— Exercise task —
Locate and copy each line in the data that contains the word "right".

— Given data —
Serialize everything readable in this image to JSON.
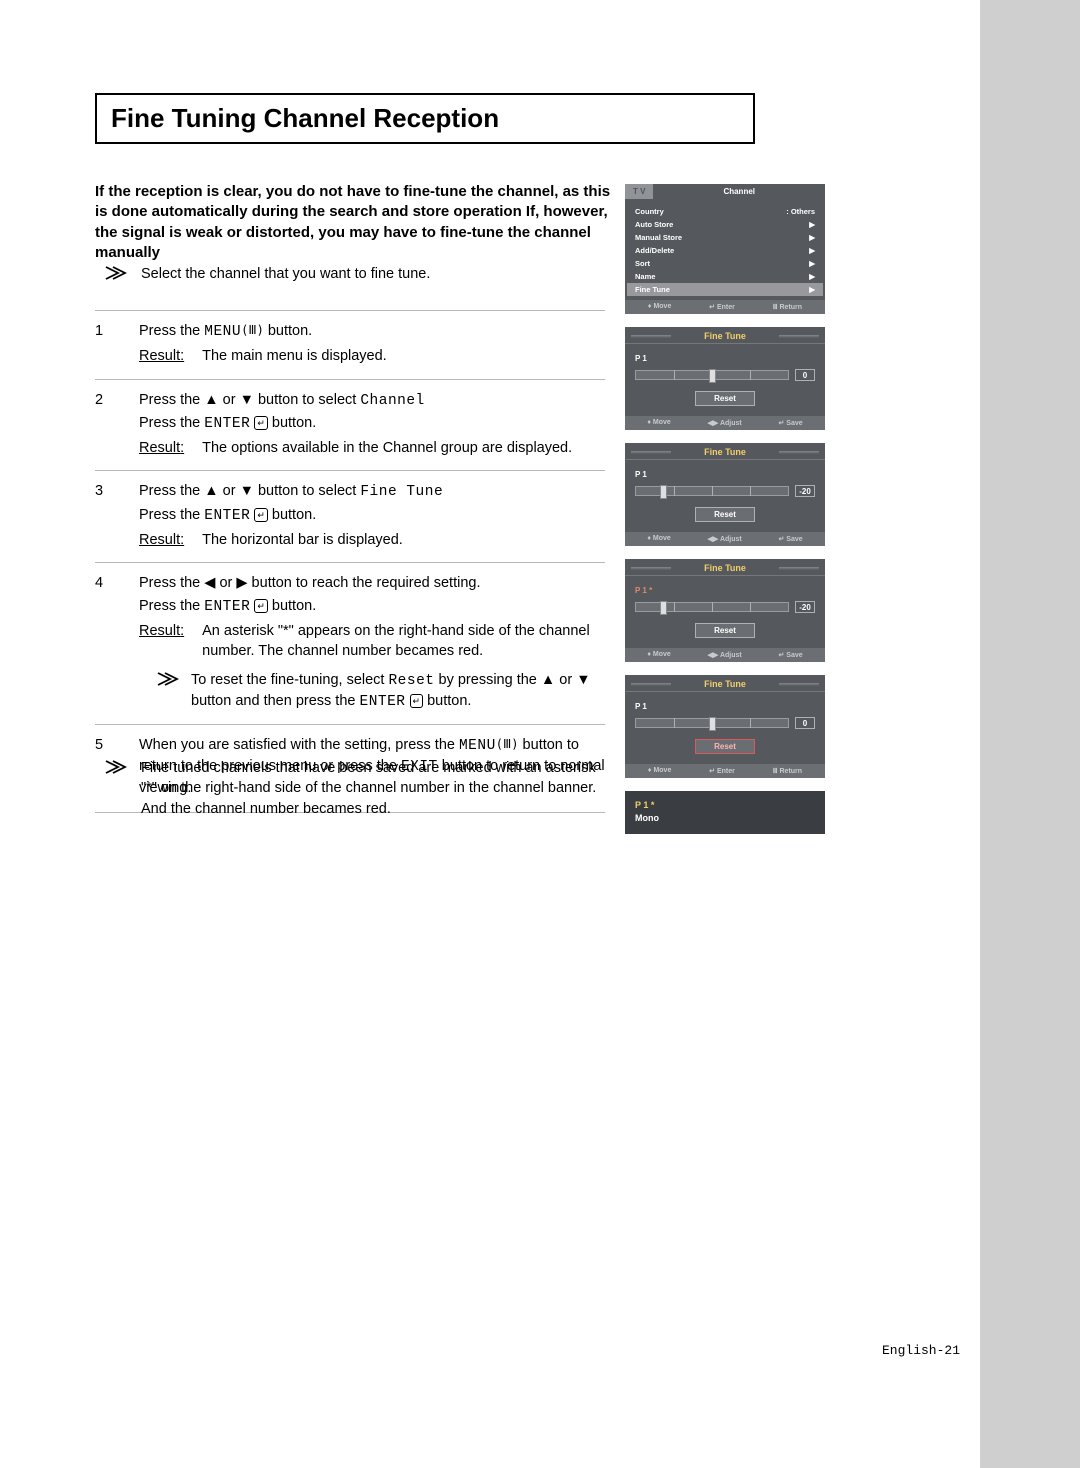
{
  "title": "Fine Tuning Channel Reception",
  "intro": "If the reception is clear, you do not have to fine-tune the channel, as this is done automatically during the search and store operation If, however, the signal is weak or distorted, you may have to fine-tune the channel manually",
  "pre_note": "Select the channel that you want to fine tune.",
  "steps": {
    "s1": {
      "num": "1",
      "p1a": "Press the ",
      "p1b": "MENU",
      "p1c": " button.",
      "result": "The main menu is displayed."
    },
    "s2": {
      "num": "2",
      "p1a": "Press the ▲ or ▼ button to select ",
      "p1b": "Channel",
      "p2a": "Press the ",
      "p2b": "ENTER",
      "p2c": " button.",
      "result": "The options available in the Channel group are displayed."
    },
    "s3": {
      "num": "3",
      "p1a": "Press the ▲ or ▼ button to select ",
      "p1b": "Fine Tune",
      "p2a": "Press the ",
      "p2b": "ENTER",
      "p2c": " button.",
      "result": "The horizontal bar is displayed."
    },
    "s4": {
      "num": "4",
      "p1": "Press the ◀ or ▶ button to reach the required setting.",
      "p2a": "Press the ",
      "p2b": "ENTER",
      "p2c": " button.",
      "result": "An asterisk  \"*\" appears on the right-hand side of the channel number. The channel number becames red.",
      "subnote_a": "To reset the fine-tuning, select ",
      "subnote_b": "Reset",
      "subnote_c": " by pressing the ▲ or ▼ button and then press the ",
      "subnote_d": "ENTER",
      "subnote_e": " button."
    },
    "s5": {
      "num": "5",
      "p1a": "When you are satisfied with the setting, press the ",
      "p1b": "MENU",
      "p1c": " button to return to the previous menu or press the ",
      "p1d": "EXIT",
      "p1e": " button to return to normal viewing."
    }
  },
  "post_note": "Fine tuned channels that have been saved are marked with an asterisk \"*\" on the right-hand side of the channel number in the channel banner. And the channel number becames red.",
  "result_label": "Result",
  "osd": {
    "channel_menu": {
      "tv": "T V",
      "title": "Channel",
      "rows": [
        {
          "l": "Country",
          "r": ":  Others"
        },
        {
          "l": "Auto Store",
          "r": ""
        },
        {
          "l": "Manual Store",
          "r": ""
        },
        {
          "l": "Add/Delete",
          "r": ""
        },
        {
          "l": "Sort",
          "r": ""
        },
        {
          "l": "Name",
          "r": ""
        }
      ],
      "hl": "Fine Tune",
      "footer": {
        "a": "Move",
        "b": "Enter",
        "c": "Return"
      }
    },
    "ft": {
      "title": "Fine Tune",
      "reset": "Reset",
      "footer_adj": {
        "a": "Move",
        "b": "Adjust",
        "c": "Save"
      },
      "footer_ent": {
        "a": "Move",
        "b": "Enter",
        "c": "Return"
      }
    },
    "ft1": {
      "ch": "P  1",
      "val": "0",
      "thumb_pct": 50
    },
    "ft2": {
      "ch": "P  1",
      "val": "-20",
      "thumb_pct": 18
    },
    "ft3": {
      "ch": "P  1  *",
      "val": "-20",
      "thumb_pct": 18
    },
    "ft4": {
      "ch": "P  1",
      "val": "0",
      "thumb_pct": 50
    },
    "banner": {
      "l1": "P  1  *",
      "l2": "Mono"
    }
  },
  "page_num": "English-21"
}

— Solution to this task —
      "result": "An asterisk  \"*\" appears on the right-hand side of the channel number. The channel number becames red.",
  "post_note": "Fine tuned channels that have been saved are marked with an asterisk \"*\" on the right-hand side of the channel number in the channel banner. And the channel number becames red.",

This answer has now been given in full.